» **Data entries**
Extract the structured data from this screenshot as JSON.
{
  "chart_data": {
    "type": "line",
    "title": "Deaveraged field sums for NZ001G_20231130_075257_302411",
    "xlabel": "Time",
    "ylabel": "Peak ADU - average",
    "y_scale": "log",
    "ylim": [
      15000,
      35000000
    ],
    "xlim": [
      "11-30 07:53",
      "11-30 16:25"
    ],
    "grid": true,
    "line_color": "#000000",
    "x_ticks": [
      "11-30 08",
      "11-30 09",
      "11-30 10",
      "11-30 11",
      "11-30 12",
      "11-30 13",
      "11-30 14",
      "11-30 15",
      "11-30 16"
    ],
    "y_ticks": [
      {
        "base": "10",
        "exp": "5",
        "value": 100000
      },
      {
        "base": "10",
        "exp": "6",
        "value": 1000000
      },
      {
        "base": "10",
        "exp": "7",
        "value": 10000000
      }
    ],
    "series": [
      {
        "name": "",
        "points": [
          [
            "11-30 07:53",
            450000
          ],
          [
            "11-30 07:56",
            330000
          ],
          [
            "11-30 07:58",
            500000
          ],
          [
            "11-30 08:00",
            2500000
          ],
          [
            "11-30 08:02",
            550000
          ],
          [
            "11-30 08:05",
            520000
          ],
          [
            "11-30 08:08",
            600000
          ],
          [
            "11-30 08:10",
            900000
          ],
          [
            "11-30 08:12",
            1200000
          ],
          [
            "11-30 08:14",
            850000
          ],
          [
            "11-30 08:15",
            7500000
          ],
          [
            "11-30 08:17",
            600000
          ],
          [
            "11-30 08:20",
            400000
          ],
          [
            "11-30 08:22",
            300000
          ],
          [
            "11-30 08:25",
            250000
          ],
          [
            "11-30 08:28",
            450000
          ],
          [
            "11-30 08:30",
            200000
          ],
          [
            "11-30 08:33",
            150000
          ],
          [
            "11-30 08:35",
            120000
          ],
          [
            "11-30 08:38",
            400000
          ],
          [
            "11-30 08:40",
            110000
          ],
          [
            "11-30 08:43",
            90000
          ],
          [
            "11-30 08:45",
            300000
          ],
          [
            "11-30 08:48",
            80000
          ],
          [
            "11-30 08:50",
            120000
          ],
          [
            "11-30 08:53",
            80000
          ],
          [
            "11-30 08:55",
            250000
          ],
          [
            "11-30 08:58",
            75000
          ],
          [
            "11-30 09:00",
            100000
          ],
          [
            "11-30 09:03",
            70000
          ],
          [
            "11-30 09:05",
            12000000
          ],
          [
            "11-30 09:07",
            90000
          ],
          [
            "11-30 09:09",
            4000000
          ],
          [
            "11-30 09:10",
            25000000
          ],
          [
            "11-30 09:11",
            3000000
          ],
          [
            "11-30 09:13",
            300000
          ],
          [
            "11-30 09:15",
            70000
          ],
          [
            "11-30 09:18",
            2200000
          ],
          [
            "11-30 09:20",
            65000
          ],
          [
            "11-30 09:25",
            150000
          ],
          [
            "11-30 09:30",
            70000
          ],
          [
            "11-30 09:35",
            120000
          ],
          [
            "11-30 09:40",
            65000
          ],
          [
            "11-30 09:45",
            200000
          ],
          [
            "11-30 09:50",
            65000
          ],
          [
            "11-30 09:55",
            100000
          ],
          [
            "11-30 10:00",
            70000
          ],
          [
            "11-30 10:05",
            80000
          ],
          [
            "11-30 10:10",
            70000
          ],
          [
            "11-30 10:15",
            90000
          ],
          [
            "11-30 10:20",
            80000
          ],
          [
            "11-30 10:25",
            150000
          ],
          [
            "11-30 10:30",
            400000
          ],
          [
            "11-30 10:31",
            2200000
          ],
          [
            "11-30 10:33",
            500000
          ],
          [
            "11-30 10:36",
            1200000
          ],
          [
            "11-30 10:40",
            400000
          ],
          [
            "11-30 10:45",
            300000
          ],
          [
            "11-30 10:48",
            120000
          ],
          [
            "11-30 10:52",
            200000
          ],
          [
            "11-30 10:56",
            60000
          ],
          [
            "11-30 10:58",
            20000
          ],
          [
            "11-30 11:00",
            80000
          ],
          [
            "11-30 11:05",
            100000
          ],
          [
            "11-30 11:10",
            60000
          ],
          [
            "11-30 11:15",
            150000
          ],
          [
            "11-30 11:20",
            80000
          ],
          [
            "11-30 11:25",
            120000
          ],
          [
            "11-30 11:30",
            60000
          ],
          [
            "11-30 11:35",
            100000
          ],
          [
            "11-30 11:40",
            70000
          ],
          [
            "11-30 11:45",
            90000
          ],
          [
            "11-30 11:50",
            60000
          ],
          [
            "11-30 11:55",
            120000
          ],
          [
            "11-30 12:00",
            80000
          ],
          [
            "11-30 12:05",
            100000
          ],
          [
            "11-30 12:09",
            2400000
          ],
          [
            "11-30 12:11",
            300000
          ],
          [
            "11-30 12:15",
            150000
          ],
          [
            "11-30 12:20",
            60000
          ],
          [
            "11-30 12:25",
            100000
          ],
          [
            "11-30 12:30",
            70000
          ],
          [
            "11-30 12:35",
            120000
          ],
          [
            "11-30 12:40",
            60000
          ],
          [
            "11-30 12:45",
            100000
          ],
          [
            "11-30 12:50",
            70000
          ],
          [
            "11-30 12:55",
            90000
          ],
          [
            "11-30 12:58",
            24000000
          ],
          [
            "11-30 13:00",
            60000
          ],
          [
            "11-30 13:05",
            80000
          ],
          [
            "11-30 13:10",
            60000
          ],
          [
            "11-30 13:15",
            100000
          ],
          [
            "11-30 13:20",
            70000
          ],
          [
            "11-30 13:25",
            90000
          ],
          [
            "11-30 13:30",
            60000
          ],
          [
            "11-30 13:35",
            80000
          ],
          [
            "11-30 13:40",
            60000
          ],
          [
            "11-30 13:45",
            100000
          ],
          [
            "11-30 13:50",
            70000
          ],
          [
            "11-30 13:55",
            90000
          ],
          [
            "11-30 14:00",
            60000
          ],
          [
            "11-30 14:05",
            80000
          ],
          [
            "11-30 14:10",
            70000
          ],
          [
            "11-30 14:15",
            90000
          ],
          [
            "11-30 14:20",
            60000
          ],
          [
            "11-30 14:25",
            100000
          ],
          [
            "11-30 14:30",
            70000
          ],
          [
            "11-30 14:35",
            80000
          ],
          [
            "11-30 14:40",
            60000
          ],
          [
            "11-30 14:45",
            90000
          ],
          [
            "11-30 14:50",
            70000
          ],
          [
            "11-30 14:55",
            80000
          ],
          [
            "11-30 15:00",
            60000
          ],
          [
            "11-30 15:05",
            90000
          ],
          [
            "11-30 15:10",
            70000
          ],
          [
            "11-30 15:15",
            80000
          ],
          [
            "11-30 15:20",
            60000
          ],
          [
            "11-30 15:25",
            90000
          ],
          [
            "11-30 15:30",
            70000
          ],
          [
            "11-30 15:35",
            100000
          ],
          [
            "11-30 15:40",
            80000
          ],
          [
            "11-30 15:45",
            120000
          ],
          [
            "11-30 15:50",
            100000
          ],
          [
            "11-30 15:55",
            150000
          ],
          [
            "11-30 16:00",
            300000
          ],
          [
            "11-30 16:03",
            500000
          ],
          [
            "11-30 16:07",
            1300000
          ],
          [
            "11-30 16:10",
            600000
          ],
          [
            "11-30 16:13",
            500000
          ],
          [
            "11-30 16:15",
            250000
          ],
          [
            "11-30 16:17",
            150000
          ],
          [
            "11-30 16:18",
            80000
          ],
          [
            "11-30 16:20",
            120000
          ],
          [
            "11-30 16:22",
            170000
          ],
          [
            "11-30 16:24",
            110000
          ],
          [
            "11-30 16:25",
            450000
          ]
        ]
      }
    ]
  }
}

» **Task instructions**
Gather up the lines that contain the word "value".

» **Solution**
        "value": 100000
        "value": 1000000
        "value": 10000000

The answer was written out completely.